YOUR TASK: Your task is to transcribe the entries below exactly, beginning with the line containing "What does this" and ending with the final line, and to add nothing else.
* Start *
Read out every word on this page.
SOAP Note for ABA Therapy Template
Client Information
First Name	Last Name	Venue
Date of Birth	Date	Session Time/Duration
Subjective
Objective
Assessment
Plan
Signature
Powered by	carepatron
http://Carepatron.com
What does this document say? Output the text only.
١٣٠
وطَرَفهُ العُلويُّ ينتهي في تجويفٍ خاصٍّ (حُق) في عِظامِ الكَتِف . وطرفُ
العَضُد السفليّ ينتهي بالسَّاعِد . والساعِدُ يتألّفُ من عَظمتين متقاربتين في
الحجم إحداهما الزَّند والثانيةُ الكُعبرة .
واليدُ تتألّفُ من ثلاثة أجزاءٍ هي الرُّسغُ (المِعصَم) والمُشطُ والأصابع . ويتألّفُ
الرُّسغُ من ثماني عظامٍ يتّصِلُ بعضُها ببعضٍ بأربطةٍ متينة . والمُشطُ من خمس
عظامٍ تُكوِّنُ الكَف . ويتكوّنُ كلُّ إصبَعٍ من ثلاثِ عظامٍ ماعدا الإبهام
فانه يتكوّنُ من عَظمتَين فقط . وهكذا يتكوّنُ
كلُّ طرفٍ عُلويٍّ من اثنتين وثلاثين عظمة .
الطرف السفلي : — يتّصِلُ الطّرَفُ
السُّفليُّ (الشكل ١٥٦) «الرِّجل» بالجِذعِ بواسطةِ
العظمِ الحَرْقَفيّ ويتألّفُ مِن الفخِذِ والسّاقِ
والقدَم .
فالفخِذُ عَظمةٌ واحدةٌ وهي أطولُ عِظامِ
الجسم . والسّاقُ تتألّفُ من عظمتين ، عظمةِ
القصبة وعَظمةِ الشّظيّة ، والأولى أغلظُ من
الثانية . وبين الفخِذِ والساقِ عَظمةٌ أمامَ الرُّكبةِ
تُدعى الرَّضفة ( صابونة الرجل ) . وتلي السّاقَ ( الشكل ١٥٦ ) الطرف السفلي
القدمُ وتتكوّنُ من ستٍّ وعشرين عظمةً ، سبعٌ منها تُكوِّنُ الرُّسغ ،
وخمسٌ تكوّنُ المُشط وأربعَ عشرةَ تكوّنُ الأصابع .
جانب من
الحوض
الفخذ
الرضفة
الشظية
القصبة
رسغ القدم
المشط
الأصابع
* End *
RESULT FOR THIS TASK:
What does this document say? Output the text only.
١٣٠
وطَرَفهُ العُلويُّ ينتهي في تجويفٍ خاصٍّ (حُق) في عِظامِ الكَتِف . وطرفُ
العَضُد السفليّ ينتهي بالسَّاعِد . والساعِدُ يتألّفُ من عَظمتين متقاربتين في
الحجم إحداهما الزَّند والثانيةُ الكُعبرة .
واليدُ تتألّفُ من ثلاثة أجزاءٍ هي الرُّسغُ (المِعصَم) والمُشطُ والأصابع . ويتألّفُ
الرُّسغُ من ثماني عظامٍ يتّصِلُ بعضُها ببعضٍ بأربطةٍ متينة . والمُشطُ من خمس
عظامٍ تُكوِّنُ الكَف . ويتكوّنُ كلُّ إصبَعٍ من ثلاثِ عظامٍ ماعدا الإبهام
فانه يتكوّنُ من عَظمتَين فقط . وهكذا يتكوّنُ
كلُّ طرفٍ عُلويٍّ من اثنتين وثلاثين عظمة .
الطرف السفلي : — يتّصِلُ الطّرَفُ
السُّفليُّ (الشكل ١٥٦) «الرِّجل» بالجِذعِ بواسطةِ
العظمِ الحَرْقَفيّ ويتألّفُ مِن الفخِذِ والسّاقِ
والقدَم .
فالفخِذُ عَظمةٌ واحدةٌ وهي أطولُ عِظامِ
الجسم . والسّاقُ تتألّفُ من عظمتين ، عظمةِ
القصبة وعَظمةِ الشّظيّة ، والأولى أغلظُ من
الثانية . وبين الفخِذِ والساقِ عَظمةٌ أمامَ الرُّكبةِ
تُدعى الرَّضفة ( صابونة الرجل ) . وتلي السّاقَ ( الشكل ١٥٦ ) الطرف السفلي
القدمُ وتتكوّنُ من ستٍّ وعشرين عظمةً ، سبعٌ منها تُكوِّنُ الرُّسغ ،
وخمسٌ تكوّنُ المُشط وأربعَ عشرةَ تكوّنُ الأصابع .
جانب من
الحوض
الفخذ
الرضفة
الشظية
القصبة
رسغ القدم
المشط
الأصابع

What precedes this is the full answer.